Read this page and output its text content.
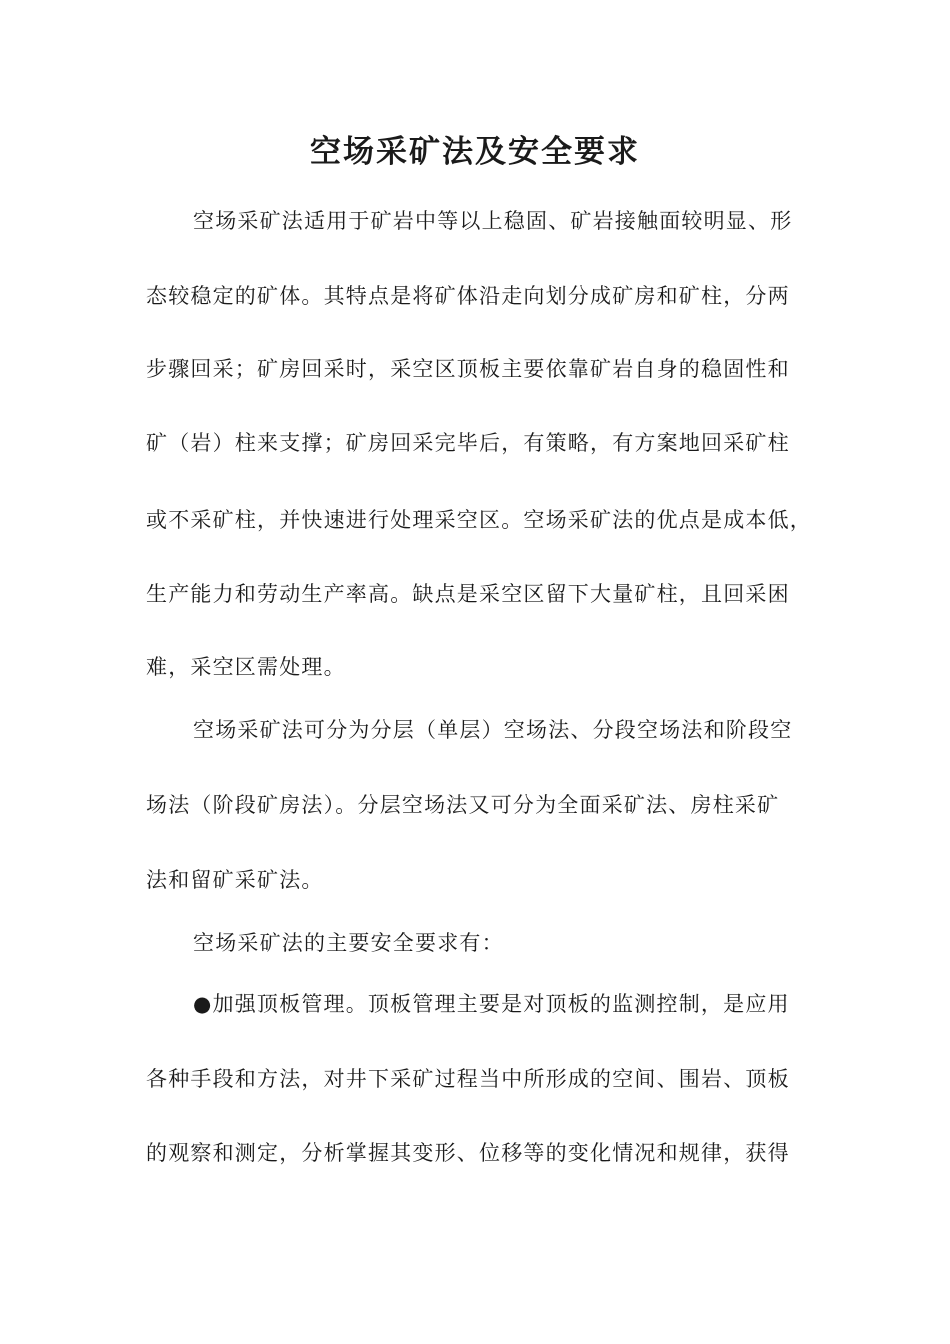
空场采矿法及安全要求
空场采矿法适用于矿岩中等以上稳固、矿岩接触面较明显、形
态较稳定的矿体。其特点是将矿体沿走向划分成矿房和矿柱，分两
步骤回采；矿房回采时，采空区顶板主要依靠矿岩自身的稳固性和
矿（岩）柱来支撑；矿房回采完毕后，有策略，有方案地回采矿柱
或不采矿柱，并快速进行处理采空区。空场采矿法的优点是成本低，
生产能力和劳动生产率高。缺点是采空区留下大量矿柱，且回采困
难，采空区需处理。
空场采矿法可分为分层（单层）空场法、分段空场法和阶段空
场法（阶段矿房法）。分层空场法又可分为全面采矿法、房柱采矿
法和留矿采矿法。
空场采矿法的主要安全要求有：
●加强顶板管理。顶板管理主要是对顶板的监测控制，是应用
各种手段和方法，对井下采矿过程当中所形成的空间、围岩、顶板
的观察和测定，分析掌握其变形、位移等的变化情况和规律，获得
==
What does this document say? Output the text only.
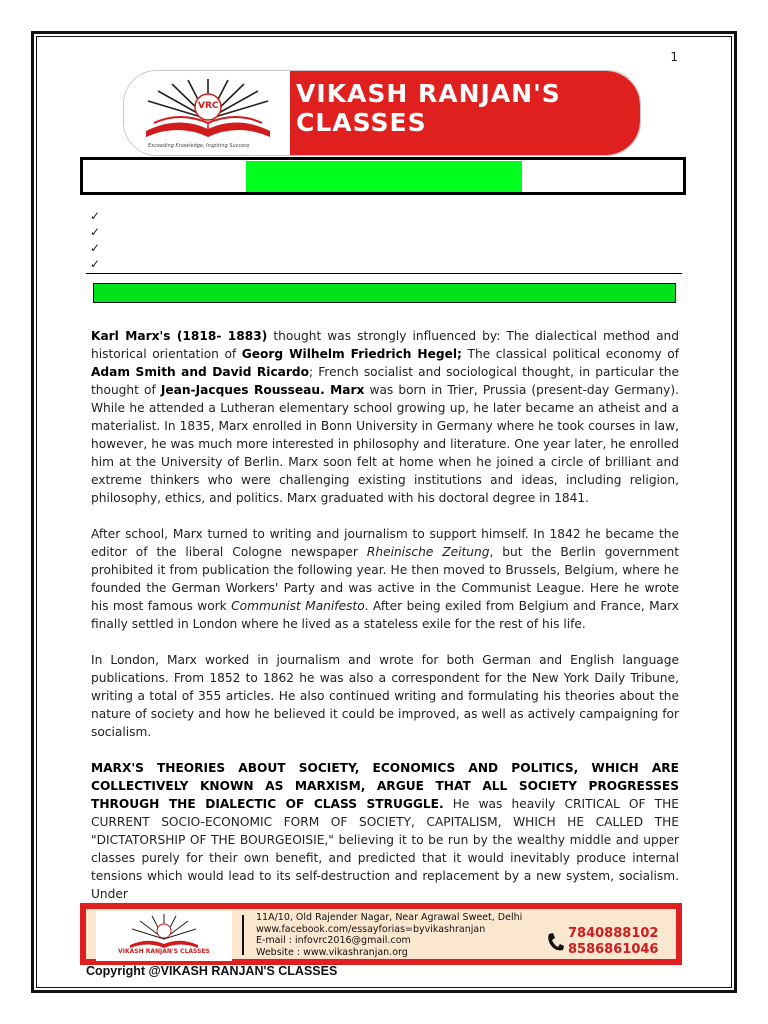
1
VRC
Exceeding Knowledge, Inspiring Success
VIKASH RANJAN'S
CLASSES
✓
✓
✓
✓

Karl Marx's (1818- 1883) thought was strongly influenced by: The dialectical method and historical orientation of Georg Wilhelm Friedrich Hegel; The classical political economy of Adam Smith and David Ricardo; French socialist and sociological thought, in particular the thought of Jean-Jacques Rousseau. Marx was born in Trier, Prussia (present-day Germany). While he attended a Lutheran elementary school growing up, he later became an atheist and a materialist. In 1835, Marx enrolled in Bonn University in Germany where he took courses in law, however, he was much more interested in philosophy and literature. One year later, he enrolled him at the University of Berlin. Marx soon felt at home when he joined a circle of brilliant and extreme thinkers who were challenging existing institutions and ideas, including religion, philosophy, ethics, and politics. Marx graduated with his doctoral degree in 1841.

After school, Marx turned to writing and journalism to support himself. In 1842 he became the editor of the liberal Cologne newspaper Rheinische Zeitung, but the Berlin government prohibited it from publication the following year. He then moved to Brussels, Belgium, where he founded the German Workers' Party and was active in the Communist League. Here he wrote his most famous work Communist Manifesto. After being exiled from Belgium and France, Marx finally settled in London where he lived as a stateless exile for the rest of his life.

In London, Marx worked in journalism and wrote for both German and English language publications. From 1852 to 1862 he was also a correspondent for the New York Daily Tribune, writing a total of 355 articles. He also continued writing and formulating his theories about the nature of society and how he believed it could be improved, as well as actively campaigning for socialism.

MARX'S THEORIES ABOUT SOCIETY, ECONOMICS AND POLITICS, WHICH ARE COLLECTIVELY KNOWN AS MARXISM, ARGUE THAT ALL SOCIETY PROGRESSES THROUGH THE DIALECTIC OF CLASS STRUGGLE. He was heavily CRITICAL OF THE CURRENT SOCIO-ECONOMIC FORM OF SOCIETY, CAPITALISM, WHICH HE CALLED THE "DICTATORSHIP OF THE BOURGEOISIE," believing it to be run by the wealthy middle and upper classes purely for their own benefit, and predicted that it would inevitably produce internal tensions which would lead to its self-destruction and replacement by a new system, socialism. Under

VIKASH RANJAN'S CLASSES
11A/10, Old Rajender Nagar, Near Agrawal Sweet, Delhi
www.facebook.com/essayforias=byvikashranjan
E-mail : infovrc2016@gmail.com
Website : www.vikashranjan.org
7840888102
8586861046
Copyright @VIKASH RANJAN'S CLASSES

• Given request:
Using the listing above, list every line in which the string "became" occurs.

• Task result:
Karl Marx's (1818- 1883) thought was strongly influenced by: The dialectical method and historical orientation of Georg Wilhelm Friedrich Hegel; The classical political economy of Adam Smith and David Ricardo; French socialist and sociological thought, in particular the thought of Jean-Jacques Rousseau. Marx was born in Trier, Prussia (present-day Germany). While he attended a Lutheran elementary school growing up, he later became an atheist and a materialist. In 1835, Marx enrolled in Bonn University in Germany where he took courses in law, however, he was much more interested in philosophy and literature. One year later, he enrolled him at the University of Berlin. Marx soon felt at home when he joined a circle of brilliant and extreme thinkers who were challenging existing institutions and ideas, including religion, philosophy, ethics, and politics. Marx graduated with his doctoral degree in 1841.
After school, Marx turned to writing and journalism to support himself. In 1842 he became the editor of the liberal Cologne newspaper Rheinische Zeitung, but the Berlin government prohibited it from publication the following year. He then moved to Brussels, Belgium, where he founded the German Workers' Party and was active in the Communist League. Here he wrote his most famous work Communist Manifesto. After being exiled from Belgium and France, Marx finally settled in London where he lived as a stateless exile for the rest of his life.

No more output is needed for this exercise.